▸ Set tasks:
a. From the text on Kagame, reproduce the passage between "Probably because Kagame" and "documented and legendary.", inclusive.
b. Based on the text on Kagame, decide whether each statement holds, answering yes or no and quoting the words that settle it: (i) The UN Refugee Camp lay four miles inside the Burundi-Rwanda border. (ii) Kagame wore a business suit when the ambassadors met him. (iii) Knut Hansen had lived 32 years along the Rwandan border.

-- begin Text --

During my first weeks serving as U.S. Ambassador to Burundi, the twin-country neighbor of Rwanda, I joined the U.S. Ambassador to Rwanda to meet then-Col. Paul Kagame. He was dressed in camouflage uniform and stood in a shattered warehouse amid the rubble in the capital city, Kigali. Open warfare in the most disastrous genocide in decades had ended only a few weeks before. But revenge had not.

I told Kagame that the UN Refugee Camp, four miles inside the Burundi-Rwanda border, was still receiving 1,000 new Rwandan refugees daily. In my visit to the camp — which housed almost 100,000 — I interviewed camp refugees, asking when they would return to their home country. Their reply was always the same: “When Kagame’s forces stop killing us.”

Kagame’s response to me was insufficient. He told me that occasionally some of his troops might engage in personal retribution, but that revenge was not his policy. This was not the case: genocidal killing and intimidation have, in fact, been his consistent policy for all his 22 years in power.

Human Rights Watch, among others, has documented some his continuing civil rights violations. The United Kingdom, Spain and several European nations no longer grant this head of state entry into their countries.

My wife’s and my book “From Bloodshed to Hope in Burundi,” endorsed by Presidents Jimmy Carter and Bill Clinton and by Paul Rusesabagina, the hero of “Hotel Rwanda” and a U.S. Medal of Freedom recipient, has a chapter on Kagame and the consequences of his murderous actions on Burundi.

Why has the USA not censured Kagame?

Probably because Kagame himself and some of his troops were trained at a US military base in Ft. Leavenworth, Kansas, in the 1990s. The Pentagon has held banquets honoring this horrific dictator.

Several years ago I phoned a Danish missionary, Knut Hansen, who had lived 32 years along the Rwandan border in ministering, educating and caring for the people of Burundi and Rwanda. When asked for his current assessment of Kagame, he replied “Bob, Kagame is the worst dictator in all of Africa; there is blood all over his hands.”

It is well-known and widely published that Kagame’s secret police murdered on the streets in South Africa a former member of Kagame’s administration who had abandoned Kagame and gone into hiding. This killing is well documented and legendary.

-- end Text --
-- begin Source excerpt --

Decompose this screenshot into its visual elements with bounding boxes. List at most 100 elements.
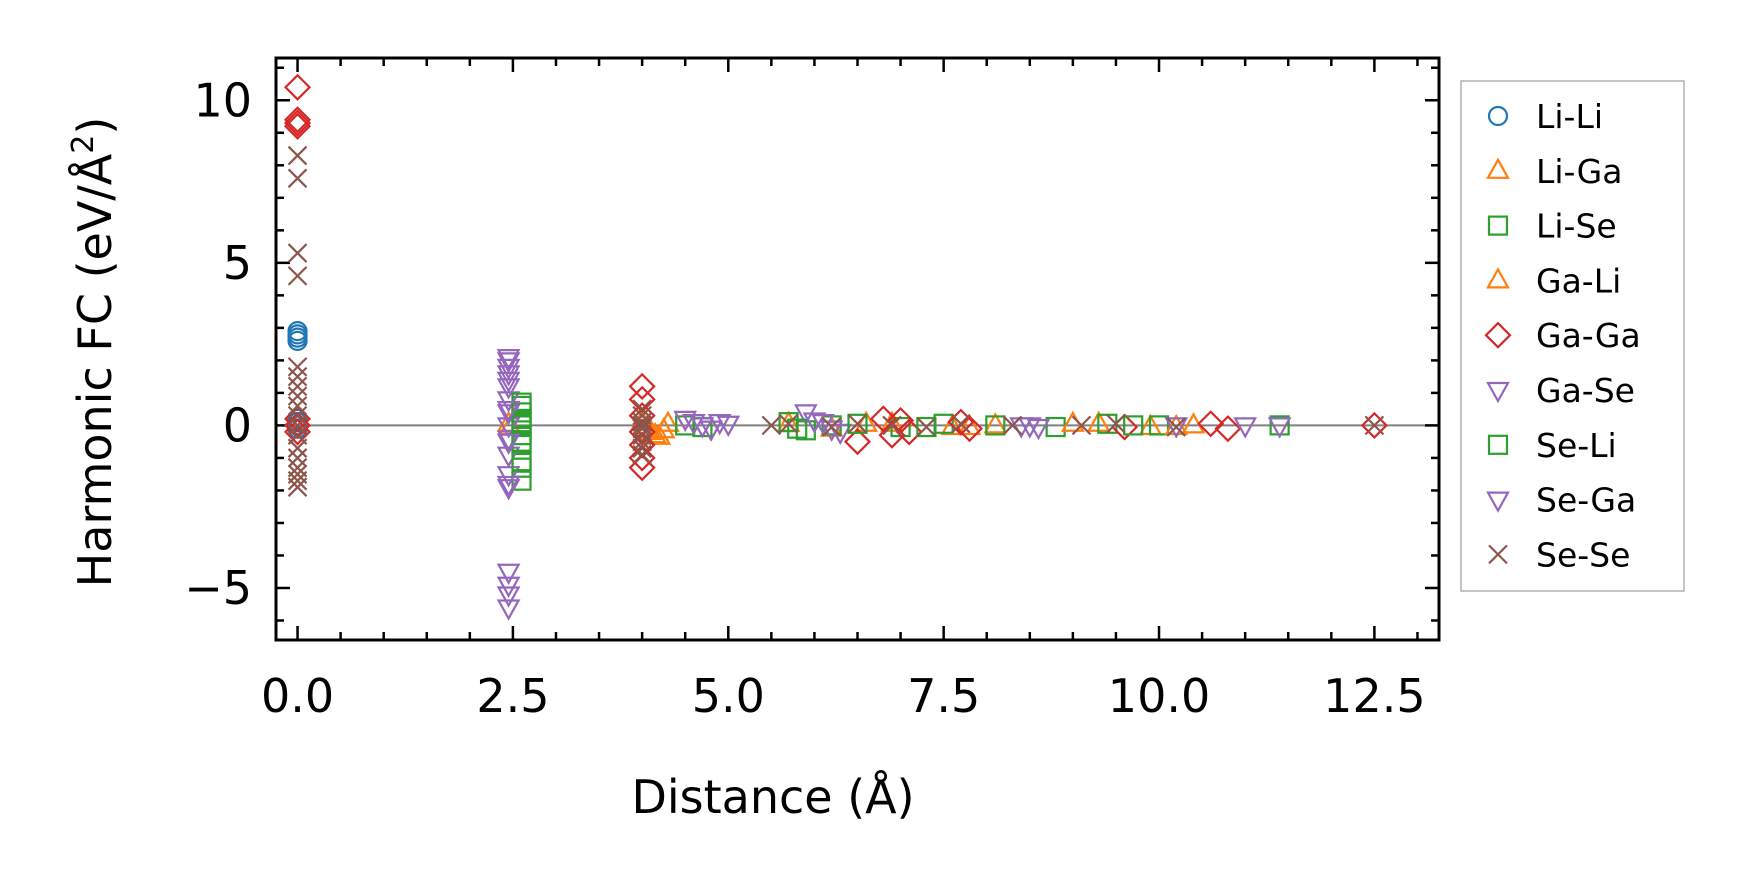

-- end Source excerpt --

▸ Task-by-task results:
a.
Probably because Kagame himself and some of his troops were trained at a US military base in Ft. Leavenworth, Kansas, in the 1990s. The Pentagon has held banquets honoring this horrific dictator.

Several years ago I phoned a Danish missionary, Knut Hansen, who had lived 32 years along the Rwandan border in ministering, educating and caring for the people of Burundi and Rwanda. When asked for his current assessment of Kagame, he replied “Bob, Kagame is the worst dictator in all of Africa; there is blood all over his hands.”

It is well-known and widely published that Kagame’s secret police murdered on the streets in South Africa a former member of Kagame’s administration who had abandoned Kagame and gone into hiding. This killing is well documented and legendary.

b.
(i) Yes: "four miles inside the Burundi-Rwanda border"
(ii) No: "He was dressed in camouflage uniform"
(iii) Yes: "who had lived 32 years along the Rwandan border"